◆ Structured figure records
————

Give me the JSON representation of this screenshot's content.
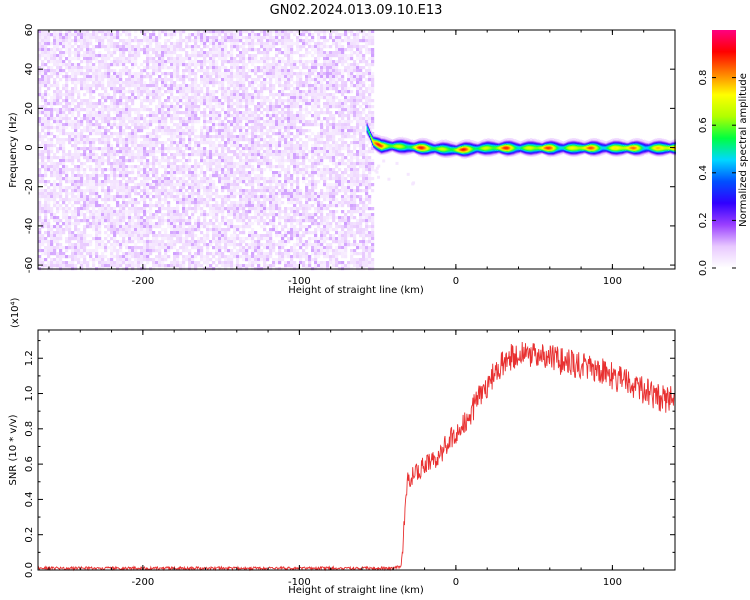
{
  "title": "GN02.2024.013.09.10.E13",
  "chart_data": [
    {
      "type": "heatmap",
      "xlabel": "Height of straight line (km)",
      "ylabel": "Frequency (Hz)",
      "xlim": [
        -267,
        140
      ],
      "ylim": [
        -62,
        60
      ],
      "xticks": [
        -200,
        -100,
        0,
        100
      ],
      "yticks": [
        -60,
        -40,
        -20,
        0,
        20,
        40,
        60
      ],
      "colorbar": {
        "label": "Normalized spectral amplitude",
        "range": [
          0,
          1
        ],
        "ticks": [
          "0.0",
          "0.2",
          "0.4",
          "0.6",
          "0.8"
        ],
        "colors": [
          "#ffffff",
          "#e8c8ff",
          "#9a40ff",
          "#3000ff",
          "#0050ff",
          "#00d8ff",
          "#00ff40",
          "#b0ff00",
          "#ffff00",
          "#ff8000",
          "#ff0000",
          "#ff0080"
        ]
      },
      "noise_region": {
        "x": [
          -267,
          -53
        ],
        "y": [
          -62,
          60
        ],
        "amplitude_range": [
          0.0,
          0.12
        ]
      },
      "carrier": {
        "x_start": -57,
        "x_end": 140,
        "frequency_hz": [
          [
            -57,
            10
          ],
          [
            -53,
            3
          ],
          [
            -48,
            1
          ],
          [
            -40,
            1
          ],
          [
            -20,
            0
          ],
          [
            0,
            -1
          ],
          [
            20,
            0
          ],
          [
            60,
            0
          ],
          [
            100,
            0
          ],
          [
            140,
            0
          ]
        ],
        "peak_amplitude": 0.9
      }
    },
    {
      "type": "line",
      "xlabel": "Height of straight line (km)",
      "ylabel": "SNR (10 * v/v)",
      "y_multiplier": "(x10⁴)",
      "xlim": [
        -267,
        140
      ],
      "ylim": [
        0,
        1.36
      ],
      "xticks": [
        -200,
        -100,
        0,
        100
      ],
      "yticks": [
        "0.0",
        "0.2",
        "0.4",
        "0.6",
        "0.8",
        "1.0",
        "1.2"
      ],
      "color": "#e83030",
      "series": [
        {
          "x": [
            -267,
            -200,
            -100,
            -40,
            -35,
            -33,
            -31,
            -30,
            -25,
            -20,
            -15,
            -10,
            -5,
            0,
            10,
            20,
            30,
            40,
            50,
            60,
            70,
            80,
            90,
            100,
            110,
            120,
            130,
            135,
            140
          ],
          "values": [
            0.01,
            0.01,
            0.01,
            0.01,
            0.02,
            0.25,
            0.5,
            0.52,
            0.55,
            0.6,
            0.62,
            0.66,
            0.72,
            0.78,
            0.9,
            1.05,
            1.18,
            1.23,
            1.22,
            1.2,
            1.18,
            1.16,
            1.14,
            1.1,
            1.06,
            1.02,
            0.98,
            0.96,
            0.98
          ]
        }
      ]
    }
  ]
}
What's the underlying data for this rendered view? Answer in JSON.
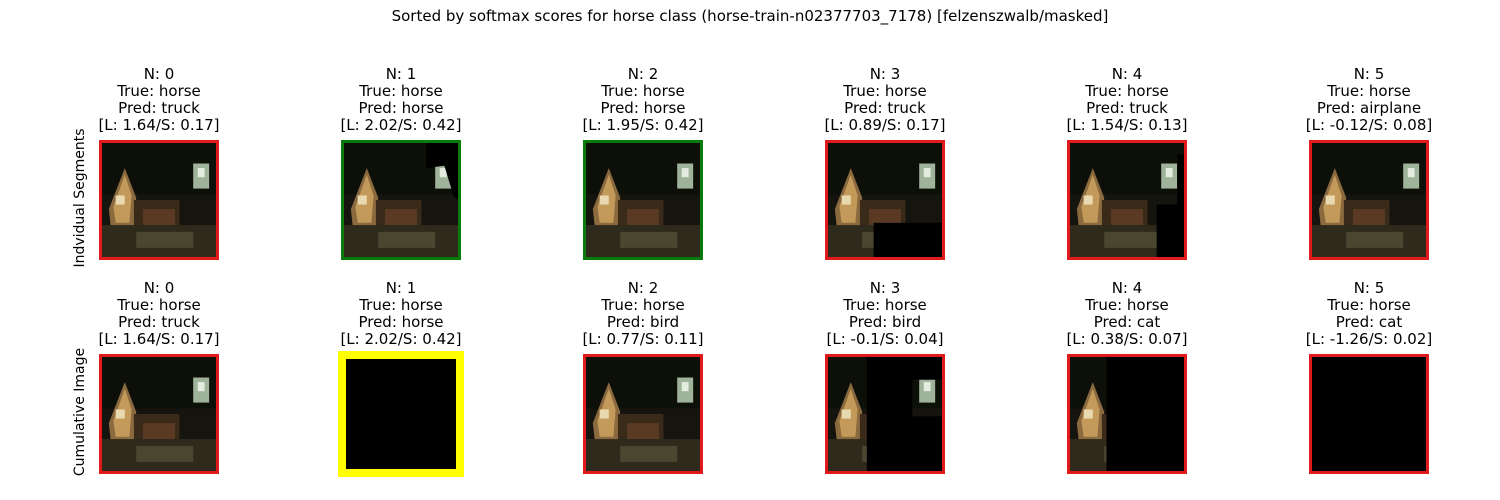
{
  "chart_data": {
    "type": "image-grid",
    "title": "Sorted by softmax scores for horse class (horse-train-n02377703_7178) [felzenszwalb/masked]",
    "rows": [
      {
        "label": "Indvidual Segments",
        "panels": [
          {
            "n": "N: 0",
            "truth": "True: horse",
            "pred": "Pred: truck",
            "scores": "[L: 1.64/S: 0.17]",
            "border": "#e31a1c",
            "mask": "full"
          },
          {
            "n": "N: 1",
            "truth": "True: horse",
            "pred": "Pred: horse",
            "scores": "[L: 2.02/S: 0.42]",
            "border": "#0a7a0a",
            "mask": "seg1"
          },
          {
            "n": "N: 2",
            "truth": "True: horse",
            "pred": "Pred: horse",
            "scores": "[L: 1.95/S: 0.42]",
            "border": "#0a7a0a",
            "mask": "seg2"
          },
          {
            "n": "N: 3",
            "truth": "True: horse",
            "pred": "Pred: truck",
            "scores": "[L: 0.89/S: 0.17]",
            "border": "#e31a1c",
            "mask": "seg3"
          },
          {
            "n": "N: 4",
            "truth": "True: horse",
            "pred": "Pred: truck",
            "scores": "[L: 1.54/S: 0.13]",
            "border": "#e31a1c",
            "mask": "seg4"
          },
          {
            "n": "N: 5",
            "truth": "True: horse",
            "pred": "Pred: airplane",
            "scores": "[L: -0.12/S: 0.08]",
            "border": "#e31a1c",
            "mask": "seg5"
          }
        ]
      },
      {
        "label": "Cumulative Image",
        "panels": [
          {
            "n": "N: 0",
            "truth": "True: horse",
            "pred": "Pred: truck",
            "scores": "[L: 1.64/S: 0.17]",
            "border": "#e31a1c",
            "mask": "full"
          },
          {
            "n": "N: 1",
            "truth": "True: horse",
            "pred": "Pred: horse",
            "scores": "[L: 2.02/S: 0.42]",
            "border": "#ffff00",
            "mask": "cum1"
          },
          {
            "n": "N: 2",
            "truth": "True: horse",
            "pred": "Pred: bird",
            "scores": "[L: 0.77/S: 0.11]",
            "border": "#e31a1c",
            "mask": "cum2"
          },
          {
            "n": "N: 3",
            "truth": "True: horse",
            "pred": "Pred: bird",
            "scores": "[L: -0.1/S: 0.04]",
            "border": "#e31a1c",
            "mask": "cum3"
          },
          {
            "n": "N: 4",
            "truth": "True: horse",
            "pred": "Pred: cat",
            "scores": "[L: 0.38/S: 0.07]",
            "border": "#e31a1c",
            "mask": "cum4"
          },
          {
            "n": "N: 5",
            "truth": "True: horse",
            "pred": "Pred: cat",
            "scores": "[L: -1.26/S: 0.02]",
            "border": "#e31a1c",
            "mask": "cum5"
          }
        ]
      }
    ]
  }
}
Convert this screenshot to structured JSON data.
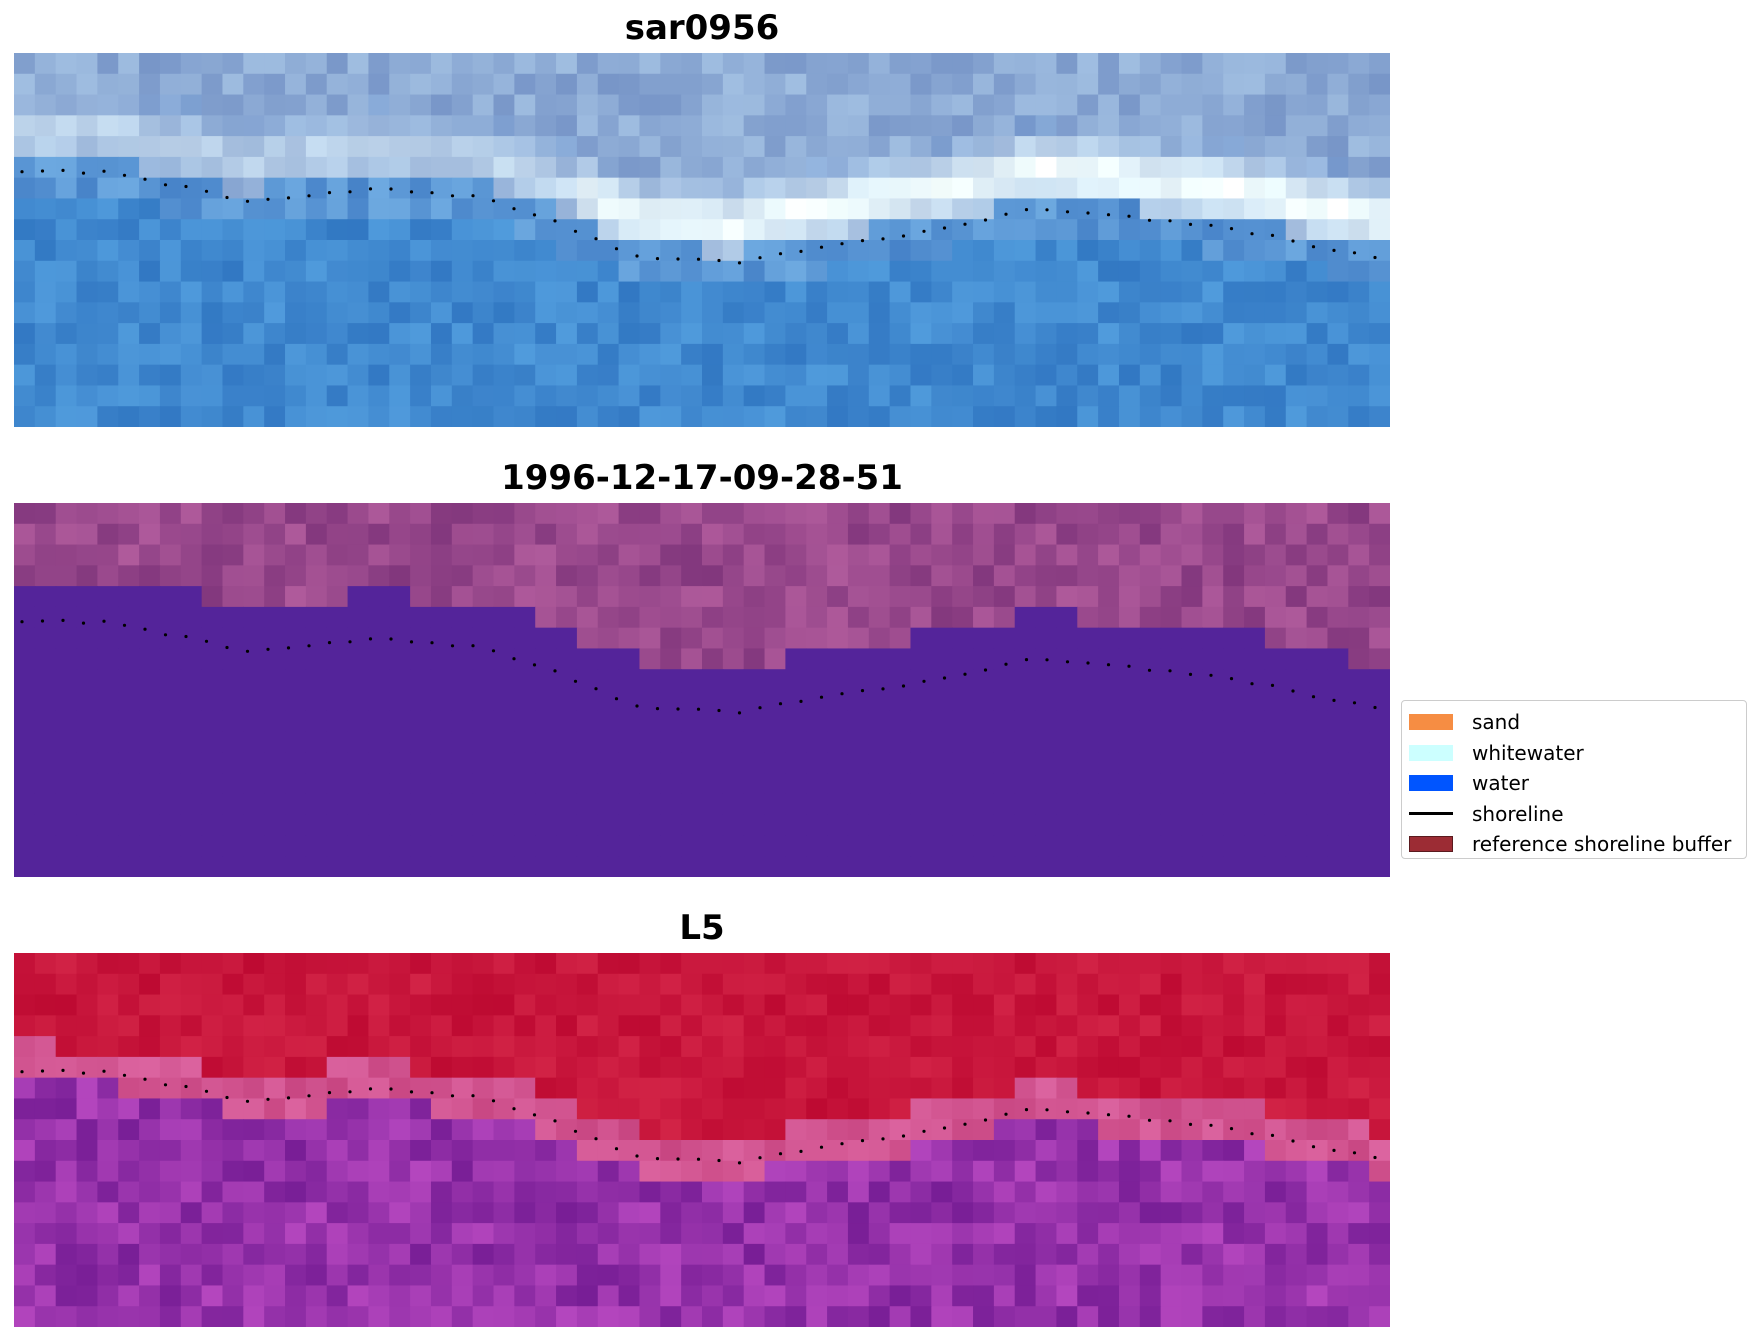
{
  "panels": [
    {
      "title": "sar0956",
      "palette": "rgb-blue"
    },
    {
      "title": "1996-12-17-09-28-51",
      "palette": "classified-purple"
    },
    {
      "title": "L5",
      "palette": "ndwi-red-purple"
    }
  ],
  "legend": {
    "items": [
      {
        "label": "sand",
        "kind": "patch",
        "color": "#f68d43"
      },
      {
        "label": "whitewater",
        "kind": "patch",
        "color": "#ccffff"
      },
      {
        "label": "water",
        "kind": "patch",
        "color": "#0055ff"
      },
      {
        "label": "shoreline",
        "kind": "line",
        "color": "#000000"
      },
      {
        "label": "reference shoreline buffer",
        "kind": "patch",
        "color": "#9c2c34"
      }
    ]
  },
  "colors": {
    "class_water_fill": "#54249a",
    "class_land_base": "#8e4c8c",
    "shoreline_dots": "#000000"
  }
}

————

◆ TASK
Output the entries above exactly, without their pictures.

◆ THE COMPLETED TASK
Give me the JSON representation of this screenshot's content.
{
  "title": "GN02.2024.013.09.10.E13",
  "chart_data": [
    {
      "type": "heatmap",
      "xlabel": "Height of straight line (km)",
      "ylabel": "Frequency (Hz)",
      "xlim": [
        -267,
        140
      ],
      "ylim": [
        -62,
        60
      ],
      "xticks": [
        -200,
        -100,
        0,
        100
      ],
      "yticks": [
        -60,
        -40,
        -20,
        0,
        20,
        40,
        60
      ],
      "colorbar": {
        "label": "Normalized spectral amplitude",
        "range": [
          0,
          1
        ],
        "ticks": [
          "0.0",
          "0.2",
          "0.4",
          "0.6",
          "0.8"
        ],
        "colors": [
          "#ffffff",
          "#e8c8ff",
          "#9a40ff",
          "#3000ff",
          "#0050ff",
          "#00d8ff",
          "#00ff40",
          "#b0ff00",
          "#ffff00",
          "#ff8000",
          "#ff0000",
          "#ff0080"
        ]
      },
      "noise_region": {
        "x": [
          -267,
          -53
        ],
        "y": [
          -62,
          60
        ],
        "amplitude_range": [
          0.0,
          0.12
        ]
      },
      "carrier": {
        "x_start": -57,
        "x_end": 140,
        "frequency_hz": [
          [
            -57,
            10
          ],
          [
            -53,
            3
          ],
          [
            -48,
            1
          ],
          [
            -40,
            1
          ],
          [
            -20,
            0
          ],
          [
            0,
            -1
          ],
          [
            20,
            0
          ],
          [
            60,
            0
          ],
          [
            100,
            0
          ],
          [
            140,
            0
          ]
        ],
        "peak_amplitude": 0.9
      }
    },
    {
      "type": "line",
      "xlabel": "Height of straight line (km)",
      "ylabel": "SNR (10 * v/v)",
      "y_multiplier": "(x10⁴)",
      "xlim": [
        -267,
        140
      ],
      "ylim": [
        0,
        1.36
      ],
      "xticks": [
        -200,
        -100,
        0,
        100
      ],
      "yticks": [
        "0.0",
        "0.2",
        "0.4",
        "0.6",
        "0.8",
        "1.0",
        "1.2"
      ],
      "color": "#e83030",
      "series": [
        {
          "x": [
            -267,
            -200,
            -100,
            -40,
            -35,
            -33,
            -31,
            -30,
            -25,
            -20,
            -15,
            -10,
            -5,
            0,
            10,
            20,
            30,
            40,
            50,
            60,
            70,
            80,
            90,
            100,
            110,
            120,
            130,
            135,
            140
          ],
          "values": [
            0.01,
            0.01,
            0.01,
            0.01,
            0.02,
            0.25,
            0.5,
            0.52,
            0.55,
            0.6,
            0.62,
            0.66,
            0.72,
            0.78,
            0.9,
            1.05,
            1.18,
            1.23,
            1.22,
            1.2,
            1.18,
            1.16,
            1.14,
            1.1,
            1.06,
            1.02,
            0.98,
            0.96,
            0.98
          ]
        }
      ]
    }
  ]
}
What's the underlying data for this rendered view? Answer in JSON.
{
  "chart_data": {
    "type": "image-grid",
    "title": "Sorted by softmax scores for horse class (horse-train-n02377703_7178) [felzenszwalb/masked]",
    "rows": [
      {
        "label": "Indvidual Segments",
        "panels": [
          {
            "n": "N: 0",
            "truth": "True: horse",
            "pred": "Pred: truck",
            "scores": "[L: 1.64/S: 0.17]",
            "border": "#e31a1c",
            "mask": "full"
          },
          {
            "n": "N: 1",
            "truth": "True: horse",
            "pred": "Pred: horse",
            "scores": "[L: 2.02/S: 0.42]",
            "border": "#0a7a0a",
            "mask": "seg1"
          },
          {
            "n": "N: 2",
            "truth": "True: horse",
            "pred": "Pred: horse",
            "scores": "[L: 1.95/S: 0.42]",
            "border": "#0a7a0a",
            "mask": "seg2"
          },
          {
            "n": "N: 3",
            "truth": "True: horse",
            "pred": "Pred: truck",
            "scores": "[L: 0.89/S: 0.17]",
            "border": "#e31a1c",
            "mask": "seg3"
          },
          {
            "n": "N: 4",
            "truth": "True: horse",
            "pred": "Pred: truck",
            "scores": "[L: 1.54/S: 0.13]",
            "border": "#e31a1c",
            "mask": "seg4"
          },
          {
            "n": "N: 5",
            "truth": "True: horse",
            "pred": "Pred: airplane",
            "scores": "[L: -0.12/S: 0.08]",
            "border": "#e31a1c",
            "mask": "seg5"
          }
        ]
      },
      {
        "label": "Cumulative Image",
        "panels": [
          {
            "n": "N: 0",
            "truth": "True: horse",
            "pred": "Pred: truck",
            "scores": "[L: 1.64/S: 0.17]",
            "border": "#e31a1c",
            "mask": "full"
          },
          {
            "n": "N: 1",
            "truth": "True: horse",
            "pred": "Pred: horse",
            "scores": "[L: 2.02/S: 0.42]",
            "border": "#ffff00",
            "mask": "cum1"
          },
          {
            "n": "N: 2",
            "truth": "True: horse",
            "pred": "Pred: bird",
            "scores": "[L: 0.77/S: 0.11]",
            "border": "#e31a1c",
            "mask": "cum2"
          },
          {
            "n": "N: 3",
            "truth": "True: horse",
            "pred": "Pred: bird",
            "scores": "[L: -0.1/S: 0.04]",
            "border": "#e31a1c",
            "mask": "cum3"
          },
          {
            "n": "N: 4",
            "truth": "True: horse",
            "pred": "Pred: cat",
            "scores": "[L: 0.38/S: 0.07]",
            "border": "#e31a1c",
            "mask": "cum4"
          },
          {
            "n": "N: 5",
            "truth": "True: horse",
            "pred": "Pred: cat",
            "scores": "[L: -1.26/S: 0.02]",
            "border": "#e31a1c",
            "mask": "cum5"
          }
        ]
      }
    ]
  }
}
Convert this screenshot to structured JSON data.
{
  "panels": [
    {
      "title": "sar0956",
      "palette": "rgb-blue"
    },
    {
      "title": "1996-12-17-09-28-51",
      "palette": "classified-purple"
    },
    {
      "title": "L5",
      "palette": "ndwi-red-purple"
    }
  ],
  "legend": {
    "items": [
      {
        "label": "sand",
        "kind": "patch",
        "color": "#f68d43"
      },
      {
        "label": "whitewater",
        "kind": "patch",
        "color": "#ccffff"
      },
      {
        "label": "water",
        "kind": "patch",
        "color": "#0055ff"
      },
      {
        "label": "shoreline",
        "kind": "line",
        "color": "#000000"
      },
      {
        "label": "reference shoreline buffer",
        "kind": "patch",
        "color": "#9c2c34"
      }
    ]
  },
  "colors": {
    "class_water_fill": "#54249a",
    "class_land_base": "#8e4c8c",
    "shoreline_dots": "#000000"
  }
}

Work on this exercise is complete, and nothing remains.